>> start Material for this exercise

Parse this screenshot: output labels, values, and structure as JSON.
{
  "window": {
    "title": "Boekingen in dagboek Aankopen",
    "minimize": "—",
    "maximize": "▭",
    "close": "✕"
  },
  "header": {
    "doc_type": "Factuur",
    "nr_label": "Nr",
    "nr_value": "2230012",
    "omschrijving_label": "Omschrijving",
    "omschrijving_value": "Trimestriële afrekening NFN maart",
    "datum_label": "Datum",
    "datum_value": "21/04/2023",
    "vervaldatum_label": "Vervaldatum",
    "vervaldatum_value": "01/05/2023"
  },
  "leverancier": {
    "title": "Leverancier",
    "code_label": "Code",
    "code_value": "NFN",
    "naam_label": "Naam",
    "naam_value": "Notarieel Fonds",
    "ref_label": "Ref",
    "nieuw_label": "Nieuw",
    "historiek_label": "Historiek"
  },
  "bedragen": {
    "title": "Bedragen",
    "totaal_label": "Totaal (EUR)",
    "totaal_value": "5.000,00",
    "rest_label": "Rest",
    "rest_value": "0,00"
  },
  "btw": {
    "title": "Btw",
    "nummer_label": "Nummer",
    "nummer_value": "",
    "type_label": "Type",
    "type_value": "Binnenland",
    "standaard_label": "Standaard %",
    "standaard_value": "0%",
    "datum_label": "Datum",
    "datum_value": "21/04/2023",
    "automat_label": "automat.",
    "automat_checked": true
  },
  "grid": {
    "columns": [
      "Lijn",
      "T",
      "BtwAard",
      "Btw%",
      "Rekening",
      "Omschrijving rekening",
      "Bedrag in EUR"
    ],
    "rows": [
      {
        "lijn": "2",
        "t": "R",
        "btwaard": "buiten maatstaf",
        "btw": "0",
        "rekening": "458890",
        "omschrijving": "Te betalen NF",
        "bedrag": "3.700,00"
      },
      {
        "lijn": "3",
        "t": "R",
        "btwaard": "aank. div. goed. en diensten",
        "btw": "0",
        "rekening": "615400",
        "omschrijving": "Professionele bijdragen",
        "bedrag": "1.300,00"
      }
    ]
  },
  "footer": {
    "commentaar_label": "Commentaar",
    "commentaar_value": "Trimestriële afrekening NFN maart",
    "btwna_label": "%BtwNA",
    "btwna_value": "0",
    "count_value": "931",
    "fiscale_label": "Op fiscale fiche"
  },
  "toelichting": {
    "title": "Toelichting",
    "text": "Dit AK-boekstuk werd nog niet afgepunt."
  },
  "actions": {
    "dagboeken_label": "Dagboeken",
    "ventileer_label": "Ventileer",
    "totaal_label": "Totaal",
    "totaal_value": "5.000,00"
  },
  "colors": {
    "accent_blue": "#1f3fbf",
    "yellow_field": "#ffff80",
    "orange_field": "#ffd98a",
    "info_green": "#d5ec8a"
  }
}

>> end Material for this exercise

**What is asked:**
Find the word "maart" in the material, then list each line that holds it.

**Written answer:**
    "omschrijving_value": "Trimestriële afrekening NFN maart",
    "commentaar_value": "Trimestriële afrekening NFN maart",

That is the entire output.